(Excerpt from a dataset)
<<<<
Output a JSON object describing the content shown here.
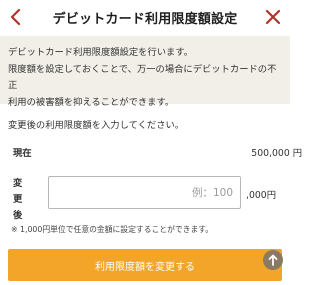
{
  "header": {
    "title": "デビットカード利用限度額設定",
    "back_icon": "chevron-left-icon",
    "close_icon": "close-icon",
    "accent_color": "#b3322b"
  },
  "intro": {
    "line1": "デビットカード利用限度額設定を行います。",
    "line2": "限度額を設定しておくことで、万一の場合にデビットカードの不正",
    "line3": "利用の被害額を抑えることができます。"
  },
  "instruction": "変更後の利用限度額を入力してください。",
  "current": {
    "label": "現在",
    "value": "500,000 円"
  },
  "change": {
    "label": "変更後",
    "placeholder": "例：100",
    "unit": ",000円"
  },
  "note": "※ 1,000円単位で任意の金額に設定することができます。",
  "submit": {
    "label": "利用限度額を変更する",
    "color": "#f2a528"
  },
  "scroll_top_icon": "arrow-up-icon"
}
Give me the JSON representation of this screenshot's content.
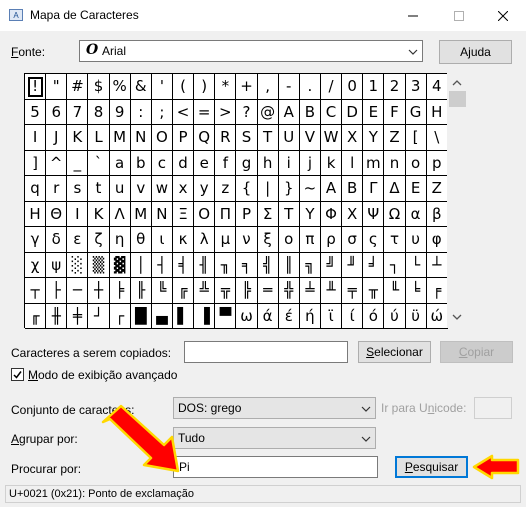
{
  "window": {
    "title": "Mapa de Caracteres",
    "icon": "charmap-app-icon",
    "controls": [
      "minimize-icon",
      "maximize-icon",
      "close-icon"
    ]
  },
  "font": {
    "label_hotkey": "F",
    "label_rest": "onte:",
    "value": "Arial",
    "font_glyph": "O",
    "help_hotkey": "j",
    "help_pre": "A",
    "help_post": "uda"
  },
  "grid": {
    "rows": [
      [
        "!",
        "\"",
        "#",
        "$",
        "%",
        "&",
        "'",
        "(",
        ")",
        "*",
        "+",
        ",",
        "-",
        ".",
        "/",
        "0",
        "1",
        "2",
        "3",
        "4"
      ],
      [
        "5",
        "6",
        "7",
        "8",
        "9",
        ":",
        ";",
        "<",
        "=",
        ">",
        "?",
        "@",
        "A",
        "B",
        "C",
        "D",
        "E",
        "F",
        "G",
        "H"
      ],
      [
        "I",
        "J",
        "K",
        "L",
        "M",
        "N",
        "O",
        "P",
        "Q",
        "R",
        "S",
        "T",
        "U",
        "V",
        "W",
        "X",
        "Y",
        "Z",
        "[",
        "\\"
      ],
      [
        "]",
        "^",
        "_",
        "`",
        "a",
        "b",
        "c",
        "d",
        "e",
        "f",
        "g",
        "h",
        "i",
        "j",
        "k",
        "l",
        "m",
        "n",
        "o",
        "p"
      ],
      [
        "q",
        "r",
        "s",
        "t",
        "u",
        "v",
        "w",
        "x",
        "y",
        "z",
        "{",
        "|",
        "}",
        "~",
        "Α",
        "Β",
        "Γ",
        "Δ",
        "Ε",
        "Ζ"
      ],
      [
        "Η",
        "Θ",
        "Ι",
        "Κ",
        "Λ",
        "Μ",
        "Ν",
        "Ξ",
        "Ο",
        "Π",
        "Ρ",
        "Σ",
        "Τ",
        "Υ",
        "Φ",
        "Χ",
        "Ψ",
        "Ω",
        "α",
        "β"
      ],
      [
        "γ",
        "δ",
        "ε",
        "ζ",
        "η",
        "θ",
        "ι",
        "κ",
        "λ",
        "μ",
        "ν",
        "ξ",
        "ο",
        "π",
        "ρ",
        "σ",
        "ς",
        "τ",
        "υ",
        "φ"
      ],
      [
        "χ",
        "ψ",
        "░",
        "▒",
        "▓",
        "│",
        "┤",
        "╡",
        "╢",
        "╖",
        "╕",
        "╣",
        "║",
        "╗",
        "╝",
        "╜",
        "╛",
        "┐",
        "└",
        "┴"
      ],
      [
        "┬",
        "├",
        "─",
        "┼",
        "╞",
        "╟",
        "╚",
        "╔",
        "╩",
        "╦",
        "╠",
        "═",
        "╬",
        "╧",
        "╨",
        "╤",
        "╥",
        "╙",
        "╘",
        "╒"
      ],
      [
        "╓",
        "╫",
        "╪",
        "┘",
        "┌",
        "█",
        "▄",
        "▌",
        "▐",
        "▀",
        "ω",
        "ά",
        "έ",
        "ή",
        "ϊ",
        "ί",
        "ό",
        "ύ",
        "ϋ",
        "ώ"
      ]
    ],
    "selected": "!"
  },
  "copy": {
    "label": "Caracteres a serem copiados:",
    "value": "",
    "select_hotkey": "S",
    "select_rest": "elecionar",
    "copy_hotkey": "C",
    "copy_rest": "opiar"
  },
  "advanced": {
    "hotkey": "M",
    "rest": "odo de exibição avançado",
    "checked": true
  },
  "charset": {
    "label_pre": "Conjunto de caracte",
    "label_post": "es:",
    "value": "DOS: grego",
    "goto_pre": "Ir para U",
    "goto_hotkey": "n",
    "goto_post": "icode:",
    "goto_value": ""
  },
  "group": {
    "label_hotkey": "A",
    "label_rest": "grupar por:",
    "value": "Tudo"
  },
  "search": {
    "label": "Procurar por:",
    "value": "Pi",
    "button_hotkey": "P",
    "button_rest": "esquisar"
  },
  "status": {
    "text": "U+0021 (0x21): Ponto de exclamação"
  },
  "annotation": {
    "arrow_color": "#ff0000",
    "arrow_outline": "#ffd800"
  }
}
>>>>
**The task**
Scan the data above and copy every line with "icon" in it.

**The result**
    "back_icon": "chevron-left-icon",
    "close_icon": "close-icon",
  "scroll_top_icon": "arrow-up-icon"
    "icon": "charmap-app-icon",
      "minimize-icon",
      "maximize-icon",
      "close-icon"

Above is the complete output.